ACTIVITIES »
1. In the mailing-list thread about the mailbox timer patch, how does the patch fix the warning in hrtimer_forward()?
2. From the mailing-list thread about the mailbox timer patch, extract the passage from "Alexey Klimov Tue, 30" up to and including "for delay again.".
3. Extend the mailing-list thread about the mailbox timer patch, continuing from the point where its text stops.

Re: [PATCH RFC] mailbox: move controller timer to per-channel timers

Alexey Klimov Tue, 30 May 2017 09:30:39 -0700

On Thu, May 25, 2017 at 6:43 PM, Alexey Klimov <[email protected]> wrote:
> Hi Jassi,
> 
> sorry for delay again.
> 
> On Tue, Apr 11, 2017 at 06:30:08PM +0530, Jassi Brar wrote:
> > On 11 April 2017 at 18:04, Alexey Klimov <[email protected]> wrote:
> > > On Fri, Apr 07, 2017 at 08:39:35PM +0530, Jassi Brar wrote:
> > >> On Thu, Apr 6, 2017 at 11:01 PM, Alexey Klimov <[email protected]> 
> > >> wrote:
> > >> > When mailbox controller provides two or more channels and
> > >> > they are actively used by mailbox client(s) it's very easy
> > >> > to trigger the warning in hrtimer_forward():
> > >> >
> > >> > [  247.853060] WARNING: CPU: 6 PID: 0 at kernel/time/hrtimer.c:805 
> > >> > hrtimer_forward+0x88/0xd8
> > >> > [  247.853549] Modules linked in:
> > >> > [  247.853907] CPU: 6 PID: 0 Comm: swapper/6 Tainted: G        W       
> > >> > 4.11.0-rc2-00362-g93afaa4513bb-dirty #13
> > >> > [  247.854472] Hardware name: linux,dummy-virt (DT)
> > >> > [  247.854699] task: ffff80001d89d780 task.stack: ffff80001d8c4000
> > >> > [  247.854999] PC is at hrtimer_forward+0x88/0xd8
> > >> > [  247.855280] LR is at txdone_hrtimer+0xd4/0xf8
> > >> > [  247.855551] pc : [<ffff0000081039f0>] lr : [<ffff00000881b874>] 
> > >> > pstate: 200001c5
> > >> > [  247.855857] sp : ffff80001efbdeb0
> > >> > [  247.856072] x29: ffff80001efbdeb0 x28: ffff80001efc3140
> > >> > [  247.856358] x27: ffff00000881b7a0 x26: 00000039ac93e8b6
> > >> > [  247.856604] x25: ffff000008e756be x24: ffff80001c4a1348
> > >> > [  247.856882] x23: 0000000000000001 x22: 00000000000000f8
> > >> > [  247.857189] x21: ffff80001c4a1318 x20: ffff80001d327110
> > >> > [  247.857509] x19: 00000000000f4240 x18: 0000000000000030
> > >> > [  247.857808] x17: 0000ffffaecdf370 x16: ffff0000081ccc80
> > >> > [  247.858000] x15: 0000000000000010 x14: 00000000fffffff0
> > >> > [  247.858186] x13: ffff000008f488e0 x12: 000000000002e3eb
> > >> > [  247.858381] x11: ffff000008979690 x10: 0000000000000000
> > >> > [  247.858573] x9 : 0000000000000001 x8 : ffff80001efc66e0
> > >> > [  247.858758] x7 : ffff80001efc6708 x6 : 00000005be7732f2
> > >> > [  247.858943] x5 : 0000000000000001 x4 : ffff80001c4a1348
> > >> > [  247.859130] x3 : 00000039ac94952a x2 : 00000000000f4240
> > >> > [  247.859315] x1 : 00000039ac98243c x0 : 0000000000038f12
> > >> > [  247.859582] ---[ end trace d61812426ec3c30b ]---
> > >> >
> > >> > To fix this current patch migrates hr timers to be per-channel
> > >> > instead of using only one timer per-controller.

[Structured page parsing data]
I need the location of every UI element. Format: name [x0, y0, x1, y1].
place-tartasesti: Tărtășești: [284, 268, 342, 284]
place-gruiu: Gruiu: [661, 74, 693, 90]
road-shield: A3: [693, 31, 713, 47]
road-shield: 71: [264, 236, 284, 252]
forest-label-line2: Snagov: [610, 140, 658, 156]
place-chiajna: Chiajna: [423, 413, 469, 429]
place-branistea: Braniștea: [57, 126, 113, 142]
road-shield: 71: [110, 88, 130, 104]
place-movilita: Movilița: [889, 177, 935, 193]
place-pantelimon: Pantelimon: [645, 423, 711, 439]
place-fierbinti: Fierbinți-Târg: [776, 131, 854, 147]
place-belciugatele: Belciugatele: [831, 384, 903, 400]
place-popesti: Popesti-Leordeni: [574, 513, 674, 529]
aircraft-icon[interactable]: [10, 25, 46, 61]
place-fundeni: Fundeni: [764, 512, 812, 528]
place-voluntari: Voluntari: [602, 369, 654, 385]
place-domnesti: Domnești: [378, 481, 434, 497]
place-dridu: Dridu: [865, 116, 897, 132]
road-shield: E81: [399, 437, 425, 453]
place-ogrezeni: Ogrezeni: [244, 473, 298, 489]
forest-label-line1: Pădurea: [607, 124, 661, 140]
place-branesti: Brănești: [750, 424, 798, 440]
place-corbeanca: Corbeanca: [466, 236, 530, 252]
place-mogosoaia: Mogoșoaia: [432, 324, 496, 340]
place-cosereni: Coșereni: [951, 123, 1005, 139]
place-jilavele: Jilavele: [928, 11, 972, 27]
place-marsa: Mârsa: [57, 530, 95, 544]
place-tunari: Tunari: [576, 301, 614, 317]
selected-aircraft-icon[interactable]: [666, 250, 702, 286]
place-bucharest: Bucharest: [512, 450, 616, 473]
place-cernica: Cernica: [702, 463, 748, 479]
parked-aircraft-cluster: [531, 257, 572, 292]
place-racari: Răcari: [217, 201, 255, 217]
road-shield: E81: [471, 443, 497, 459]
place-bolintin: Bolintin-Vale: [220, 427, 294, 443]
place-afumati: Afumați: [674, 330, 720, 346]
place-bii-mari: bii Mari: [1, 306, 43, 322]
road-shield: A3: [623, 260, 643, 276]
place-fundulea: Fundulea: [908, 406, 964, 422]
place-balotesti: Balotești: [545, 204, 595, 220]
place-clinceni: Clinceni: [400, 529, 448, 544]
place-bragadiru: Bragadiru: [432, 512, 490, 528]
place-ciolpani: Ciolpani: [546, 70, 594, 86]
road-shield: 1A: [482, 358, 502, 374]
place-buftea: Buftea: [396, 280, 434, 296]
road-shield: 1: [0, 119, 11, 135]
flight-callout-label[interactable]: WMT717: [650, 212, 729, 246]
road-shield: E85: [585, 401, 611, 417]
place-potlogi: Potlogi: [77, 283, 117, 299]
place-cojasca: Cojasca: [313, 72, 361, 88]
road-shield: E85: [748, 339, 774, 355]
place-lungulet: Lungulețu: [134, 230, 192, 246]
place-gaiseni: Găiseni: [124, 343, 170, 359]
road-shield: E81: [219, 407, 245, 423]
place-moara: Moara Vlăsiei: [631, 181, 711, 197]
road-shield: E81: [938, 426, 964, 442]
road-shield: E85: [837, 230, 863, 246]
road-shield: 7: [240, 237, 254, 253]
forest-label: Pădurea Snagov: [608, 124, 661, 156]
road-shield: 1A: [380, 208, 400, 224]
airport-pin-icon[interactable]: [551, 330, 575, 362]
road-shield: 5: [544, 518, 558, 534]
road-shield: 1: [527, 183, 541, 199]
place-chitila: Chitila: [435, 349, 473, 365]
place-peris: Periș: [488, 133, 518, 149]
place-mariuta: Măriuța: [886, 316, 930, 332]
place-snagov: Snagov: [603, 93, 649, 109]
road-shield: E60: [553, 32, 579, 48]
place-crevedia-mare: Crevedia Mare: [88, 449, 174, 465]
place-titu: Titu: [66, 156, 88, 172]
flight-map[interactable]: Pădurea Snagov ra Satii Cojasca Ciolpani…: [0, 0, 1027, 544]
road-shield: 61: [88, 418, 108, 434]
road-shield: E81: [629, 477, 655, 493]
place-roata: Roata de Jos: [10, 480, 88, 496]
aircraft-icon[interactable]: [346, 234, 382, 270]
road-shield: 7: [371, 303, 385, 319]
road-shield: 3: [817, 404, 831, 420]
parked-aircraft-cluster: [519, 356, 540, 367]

RESULTS FOR EACH TASK »
1. It migrates hr timers to be per-channel instead of using only one timer per controller.

2.
Alexey Klimov Tue, 30 May 2017 09:30:39 -0700

On Thu, May 25, 2017 at 6:43 PM, Alexey Klimov <[email protected]> wrote:
> Hi Jassi,
> 
> sorry for delay again.

3.
> > >> >
> > >> I think we can do by just checking if hrtimer_active() returns false
> > >> before we do hrtimer_start() in msg_submit() ?
> > >
> > > It looks like it can be easily broken:
> > >
> > > 1) let's say first thread executes timer callback and already checked 
> > > last_tx_done
> > > on channel 0;
> > > 2) second thread submits a message to the controller, say, on channel 0 
> > > and with
> > > help of hrtimer_active() observes that the timer is active (because timer 
> > > callback
> > > is running) and decides not to (re-)start timer;
> > >
> > > After this first thread decides not to restart the timer and finishes 
> > > callback.
> > > The thing that first thread executes tx_tick isn't helpful: for example 
> > > first
> > > thread may have no messages to submit on any channel and therefore is not 
> > > going
> > > to deal with timer.
> > >
> > > Finally, mailbox state machine is stalled. Second thread thinks that 
> > > timer is
> > > active while it's not.
> > >
> > ... you mean race :)  and we have locks for that. You want me to send
> > in a patch?
> 
> We don't have separate lock for timer.
> 
> > > One of the main questions is that there is only one timer per few channels
> > > in current code.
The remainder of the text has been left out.